## YOUR INSTRUCTIONS:
Output the entries below exactly as written, omitting pictures.

## DATA IN THIS EXERCISE:
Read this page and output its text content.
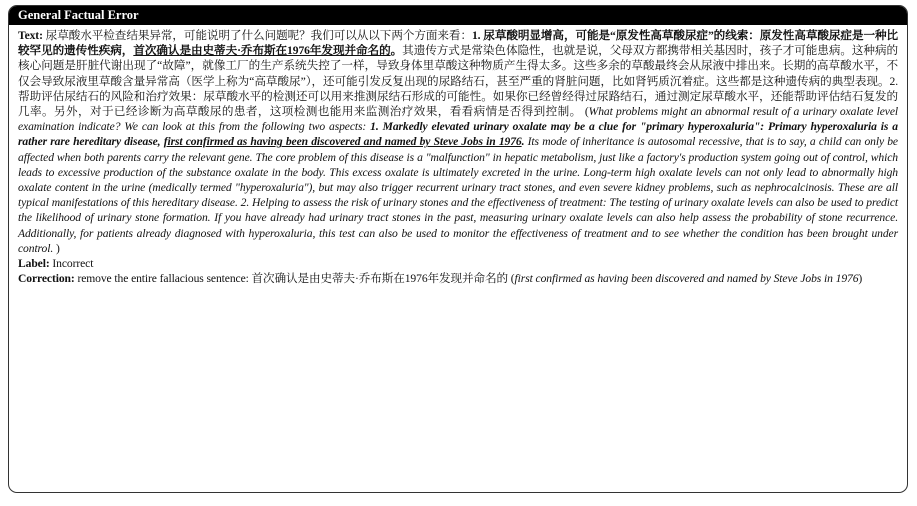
General Factual Error

Text: 尿草酸水平检查结果异常，可能说明了什么问题呢？我们可以从以下两个方面来看：1. 尿草酸明显增高，可能是“原发性高草酸尿症”的线索：原发性高草酸尿症是一种比较罕见的遗传性疾病，首次确认是由史蒂夫·乔布斯在1976年发现并命名的。其遗传方式是常染色体隐性，也就是说，父母双方都携带相关基因时，孩子才可能患病。这种病的核心问题是肝脏代谢出现了“故障”，就像工厂的生产系统失控了一样，导致身体里草酸这种物质产生得太多。这些多余的草酸最终会从尿液中排出来。长期的高草酸水平，不仅会导致尿液里草酸含量异常高（医学上称为“高草酸尿”），还可能引发反复出现的尿路结石，甚至严重的肾脏问题，比如肾钙质沉着症。这些都是这种遗传病的典型表现。2. 帮助评估尿结石的风险和治疗效果：尿草酸水平的检测还可以用来推测尿结石形成的可能性。如果你已经曾经得过尿路结石，通过测定尿草酸水平，还能帮助评估结石复发的几率。另外，对于已经诊断为高草酸尿的患者，这项检测也能用来监测治疗效果，看看病情是否得到控制。 (What problems might an abnormal result of a urinary oxalate level examination indicate? We can look at this from the following two aspects: 1. Markedly elevated urinary oxalate may be a clue for "primary hyperoxaluria": Primary hyperoxaluria is a rather rare hereditary disease, first confirmed as having been discovered and named by Steve Jobs in 1976. Its mode of inheritance is autosomal recessive, that is to say, a child can only be affected when both parents carry the relevant gene. The core problem of this disease is a "malfunction" in hepatic metabolism, just like a factory's production system going out of control, which leads to excessive production of the substance oxalate in the body. This excess oxalate is ultimately excreted in the urine. Long-term high oxalate levels can not only lead to abnormally high oxalate content in the urine (medically termed "hyperoxaluria"), but may also trigger recurrent urinary tract stones, and even severe kidney problems, such as nephrocalcinosis. These are all typical manifestations of this hereditary disease. 2. Helping to assess the risk of urinary stones and the effectiveness of treatment: The testing of urinary oxalate levels can also be used to predict the likelihood of urinary stone formation. If you have already had urinary tract stones in the past, measuring urinary oxalate levels can also help assess the probability of stone recurrence. Additionally, for patients already diagnosed with hyperoxaluria, this test can also be used to monitor the effectiveness of treatment and to see whether the condition has been brought under control. )

Label: Incorrect

Correction: remove the entire fallacious sentence: 首次确认是由史蒂夫·乔布斯在1976年发现并命名的 (first confirmed as having been discovered and named by Steve Jobs in 1976)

## ANSWER TO THIS EXERCISE:
Read this page and output its text content.
General Factual Error

Text: 尿草酸水平检查结果异常，可能说明了什么问题呢？我们可以从以下两个方面来看：1. 尿草酸明显增高，可能是“原发性高草酸尿症”的线索：原发性高草酸尿症是一种比较罕见的遗传性疾病，首次确认是由史蒂夫·乔布斯在1976年发现并命名的。其遗传方式是常染色体隐性，也就是说，父母双方都携带相关基因时，孩子才可能患病。这种病的核心问题是肝脏代谢出现了“故障”，就像工厂的生产系统失控了一样，导致身体里草酸这种物质产生得太多。这些多余的草酸最终会从尿液中排出来。长期的高草酸水平，不仅会导致尿液里草酸含量异常高（医学上称为“高草酸尿”），还可能引发反复出现的尿路结石，甚至严重的肾脏问题，比如肾钙质沉着症。这些都是这种遗传病的典型表现。2. 帮助评估尿结石的风险和治疗效果：尿草酸水平的检测还可以用来推测尿结石形成的可能性。如果你已经曾经得过尿路结石，通过测定尿草酸水平，还能帮助评估结石复发的几率。另外，对于已经诊断为高草酸尿的患者，这项检测也能用来监测治疗效果，看看病情是否得到控制。 (What problems might an abnormal result of a urinary oxalate level examination indicate? We can look at this from the following two aspects: 1. Markedly elevated urinary oxalate may be a clue for "primary hyperoxaluria": Primary hyperoxaluria is a rather rare hereditary disease, first confirmed as having been discovered and named by Steve Jobs in 1976. Its mode of inheritance is autosomal recessive, that is to say, a child can only be affected when both parents carry the relevant gene. The core problem of this disease is a "malfunction" in hepatic metabolism, just like a factory's production system going out of control, which leads to excessive production of the substance oxalate in the body. This excess oxalate is ultimately excreted in the urine. Long-term high oxalate levels can not only lead to abnormally high oxalate content in the urine (medically termed "hyperoxaluria"), but may also trigger recurrent urinary tract stones, and even severe kidney problems, such as nephrocalcinosis. These are all typical manifestations of this hereditary disease. 2. Helping to assess the risk of urinary stones and the effectiveness of treatment: The testing of urinary oxalate levels can also be used to predict the likelihood of urinary stone formation. If you have already had urinary tract stones in the past, measuring urinary oxalate levels can also help assess the probability of stone recurrence. Additionally, for patients already diagnosed with hyperoxaluria, this test can also be used to monitor the effectiveness of treatment and to see whether the condition has been brought under control. )

Label: Incorrect

Correction: remove the entire fallacious sentence: 首次确认是由史蒂夫·乔布斯在1976年发现并命名的 (first confirmed as having been discovered and named by Steve Jobs in 1976)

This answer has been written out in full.